(Records from a collection)
..............................

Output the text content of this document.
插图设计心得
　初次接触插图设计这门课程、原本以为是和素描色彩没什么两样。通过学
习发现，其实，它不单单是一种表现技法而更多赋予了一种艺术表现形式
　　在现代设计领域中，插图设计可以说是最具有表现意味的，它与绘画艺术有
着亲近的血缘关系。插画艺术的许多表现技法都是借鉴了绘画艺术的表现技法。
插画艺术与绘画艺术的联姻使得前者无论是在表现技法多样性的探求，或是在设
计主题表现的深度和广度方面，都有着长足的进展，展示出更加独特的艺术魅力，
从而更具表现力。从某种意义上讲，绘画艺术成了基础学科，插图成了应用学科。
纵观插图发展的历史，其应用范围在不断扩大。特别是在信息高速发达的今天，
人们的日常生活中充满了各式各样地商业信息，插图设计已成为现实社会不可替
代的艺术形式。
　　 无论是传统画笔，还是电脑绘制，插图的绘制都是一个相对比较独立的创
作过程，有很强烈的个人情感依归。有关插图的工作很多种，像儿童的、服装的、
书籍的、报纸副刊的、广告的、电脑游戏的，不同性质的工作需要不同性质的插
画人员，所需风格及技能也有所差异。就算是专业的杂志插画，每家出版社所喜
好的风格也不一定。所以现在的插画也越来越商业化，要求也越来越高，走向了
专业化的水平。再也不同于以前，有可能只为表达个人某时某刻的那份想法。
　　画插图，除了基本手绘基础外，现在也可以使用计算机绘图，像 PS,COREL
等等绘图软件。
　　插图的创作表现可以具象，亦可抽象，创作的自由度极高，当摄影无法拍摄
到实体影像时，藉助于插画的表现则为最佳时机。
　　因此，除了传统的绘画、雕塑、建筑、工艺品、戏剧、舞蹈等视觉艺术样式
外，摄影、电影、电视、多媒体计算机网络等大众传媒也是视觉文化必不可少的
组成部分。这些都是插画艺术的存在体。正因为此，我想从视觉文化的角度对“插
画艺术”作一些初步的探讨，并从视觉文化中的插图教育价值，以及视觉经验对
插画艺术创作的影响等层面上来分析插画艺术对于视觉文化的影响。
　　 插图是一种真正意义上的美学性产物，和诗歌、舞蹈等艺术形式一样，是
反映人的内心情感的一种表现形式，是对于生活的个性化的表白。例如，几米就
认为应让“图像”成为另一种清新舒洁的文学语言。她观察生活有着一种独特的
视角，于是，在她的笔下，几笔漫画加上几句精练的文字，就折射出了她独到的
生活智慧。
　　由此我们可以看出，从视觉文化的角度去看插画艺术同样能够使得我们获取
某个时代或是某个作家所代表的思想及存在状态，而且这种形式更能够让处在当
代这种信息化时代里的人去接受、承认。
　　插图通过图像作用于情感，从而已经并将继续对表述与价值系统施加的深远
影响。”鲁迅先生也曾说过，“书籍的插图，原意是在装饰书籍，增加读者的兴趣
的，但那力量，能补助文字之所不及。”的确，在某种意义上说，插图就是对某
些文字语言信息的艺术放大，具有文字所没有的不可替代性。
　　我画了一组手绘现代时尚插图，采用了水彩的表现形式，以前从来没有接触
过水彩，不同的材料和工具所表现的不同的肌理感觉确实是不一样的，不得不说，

..............................

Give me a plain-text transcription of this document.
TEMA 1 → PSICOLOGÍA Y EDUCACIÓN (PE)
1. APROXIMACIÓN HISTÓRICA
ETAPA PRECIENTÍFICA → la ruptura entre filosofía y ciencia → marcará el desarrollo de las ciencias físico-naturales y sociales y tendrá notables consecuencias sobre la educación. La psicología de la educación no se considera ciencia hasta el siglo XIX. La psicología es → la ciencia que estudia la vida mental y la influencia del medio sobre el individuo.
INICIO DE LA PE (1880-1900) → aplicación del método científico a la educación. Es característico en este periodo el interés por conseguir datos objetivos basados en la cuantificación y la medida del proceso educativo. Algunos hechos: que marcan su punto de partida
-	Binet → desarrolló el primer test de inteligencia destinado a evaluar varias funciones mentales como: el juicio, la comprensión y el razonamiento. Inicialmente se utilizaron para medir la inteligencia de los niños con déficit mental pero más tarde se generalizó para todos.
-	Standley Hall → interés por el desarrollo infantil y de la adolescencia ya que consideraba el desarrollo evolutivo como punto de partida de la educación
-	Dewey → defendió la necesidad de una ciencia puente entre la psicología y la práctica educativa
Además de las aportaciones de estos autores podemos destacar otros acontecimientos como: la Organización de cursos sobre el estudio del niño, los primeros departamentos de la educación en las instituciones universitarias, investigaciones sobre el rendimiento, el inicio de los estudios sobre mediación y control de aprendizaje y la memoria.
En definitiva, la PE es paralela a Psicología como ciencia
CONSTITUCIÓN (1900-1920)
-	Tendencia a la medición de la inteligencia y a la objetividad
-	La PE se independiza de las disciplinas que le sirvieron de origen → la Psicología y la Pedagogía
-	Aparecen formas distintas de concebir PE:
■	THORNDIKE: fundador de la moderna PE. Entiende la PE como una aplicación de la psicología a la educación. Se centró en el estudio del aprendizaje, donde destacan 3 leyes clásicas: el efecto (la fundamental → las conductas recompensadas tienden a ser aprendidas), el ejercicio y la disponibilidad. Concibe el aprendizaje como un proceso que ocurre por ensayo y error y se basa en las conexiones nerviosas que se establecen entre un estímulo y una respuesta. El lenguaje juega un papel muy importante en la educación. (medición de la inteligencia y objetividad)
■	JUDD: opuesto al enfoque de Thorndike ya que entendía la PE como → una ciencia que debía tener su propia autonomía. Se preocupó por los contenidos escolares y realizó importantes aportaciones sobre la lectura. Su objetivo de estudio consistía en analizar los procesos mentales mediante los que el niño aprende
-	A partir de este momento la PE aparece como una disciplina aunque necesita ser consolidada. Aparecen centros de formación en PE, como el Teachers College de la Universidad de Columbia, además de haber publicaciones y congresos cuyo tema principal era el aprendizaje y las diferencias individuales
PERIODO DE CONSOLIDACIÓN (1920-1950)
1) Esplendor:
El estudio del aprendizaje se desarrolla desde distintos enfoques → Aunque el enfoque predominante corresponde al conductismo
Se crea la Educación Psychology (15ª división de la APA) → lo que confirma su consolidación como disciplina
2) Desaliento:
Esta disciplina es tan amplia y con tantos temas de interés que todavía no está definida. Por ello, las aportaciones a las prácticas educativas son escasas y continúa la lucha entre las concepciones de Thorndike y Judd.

..............................

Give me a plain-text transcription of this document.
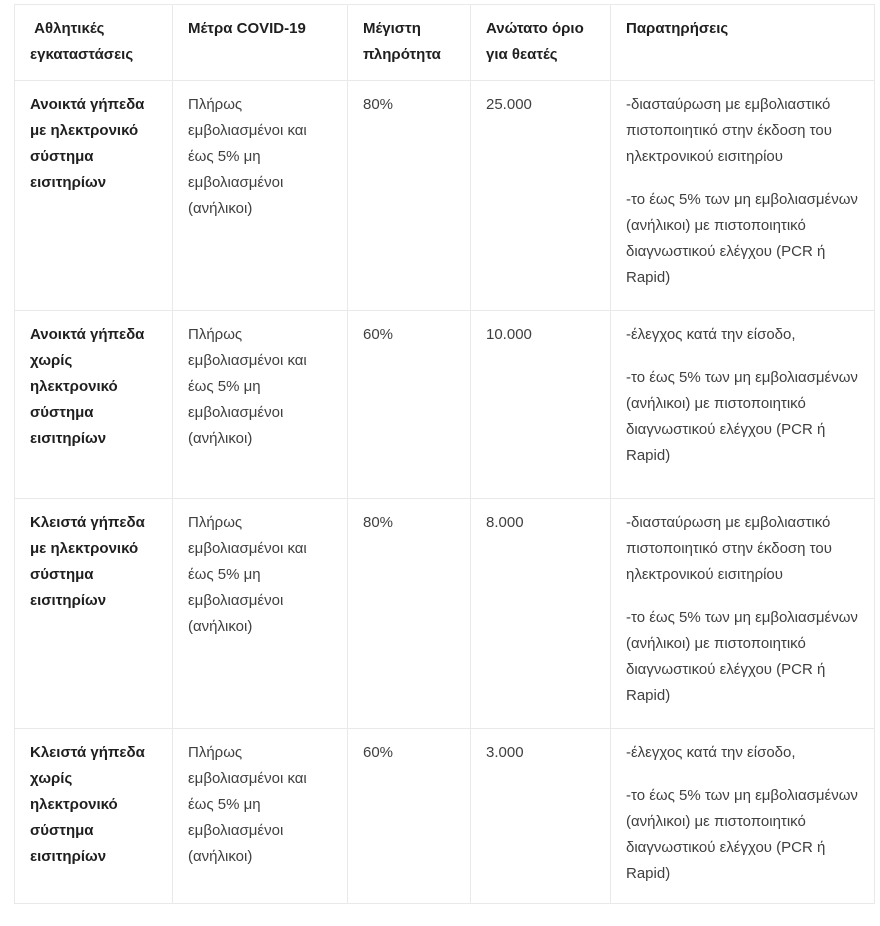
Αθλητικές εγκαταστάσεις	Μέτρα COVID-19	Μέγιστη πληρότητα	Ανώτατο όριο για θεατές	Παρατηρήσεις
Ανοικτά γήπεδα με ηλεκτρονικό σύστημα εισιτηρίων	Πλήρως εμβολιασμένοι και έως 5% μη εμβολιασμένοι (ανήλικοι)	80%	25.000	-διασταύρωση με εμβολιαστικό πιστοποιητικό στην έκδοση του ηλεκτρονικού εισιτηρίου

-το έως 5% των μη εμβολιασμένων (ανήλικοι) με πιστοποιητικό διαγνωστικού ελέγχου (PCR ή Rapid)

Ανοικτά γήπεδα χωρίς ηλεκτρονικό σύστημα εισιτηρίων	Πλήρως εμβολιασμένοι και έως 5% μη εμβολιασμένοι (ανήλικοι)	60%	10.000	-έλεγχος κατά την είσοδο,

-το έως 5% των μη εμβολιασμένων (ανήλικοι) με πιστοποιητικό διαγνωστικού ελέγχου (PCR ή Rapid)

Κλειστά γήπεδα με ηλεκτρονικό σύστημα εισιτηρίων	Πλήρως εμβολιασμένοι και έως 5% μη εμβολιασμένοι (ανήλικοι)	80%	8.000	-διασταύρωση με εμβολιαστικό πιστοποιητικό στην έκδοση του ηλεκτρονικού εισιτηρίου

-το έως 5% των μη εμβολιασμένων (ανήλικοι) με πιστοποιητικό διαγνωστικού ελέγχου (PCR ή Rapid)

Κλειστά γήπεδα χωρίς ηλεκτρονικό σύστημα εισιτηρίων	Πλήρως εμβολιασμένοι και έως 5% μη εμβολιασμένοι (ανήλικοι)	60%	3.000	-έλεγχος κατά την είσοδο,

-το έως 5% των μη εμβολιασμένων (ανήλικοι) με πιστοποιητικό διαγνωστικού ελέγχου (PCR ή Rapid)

..............................

**To be done**
Identify every line above that includes the word "διασταύρωση", and show those lines.

**Answer for this exercise**
Ανοικτά γήπεδα με ηλεκτρονικό σύστημα εισιτηρίων	Πλήρως εμβολιασμένοι και έως 5% μη εμβολιασμένοι (ανήλικοι)	80%	25.000	-διασταύρωση με εμβολιαστικό πιστοποιητικό στην έκδοση του ηλεκτρονικού εισιτηρίου
Κλειστά γήπεδα με ηλεκτρονικό σύστημα εισιτηρίων	Πλήρως εμβολιασμένοι και έως 5% μη εμβολιασμένοι (ανήλικοι)	80%	8.000	-διασταύρωση με εμβολιαστικό πιστοποιητικό στην έκδοση του ηλεκτρονικού εισιτηρίου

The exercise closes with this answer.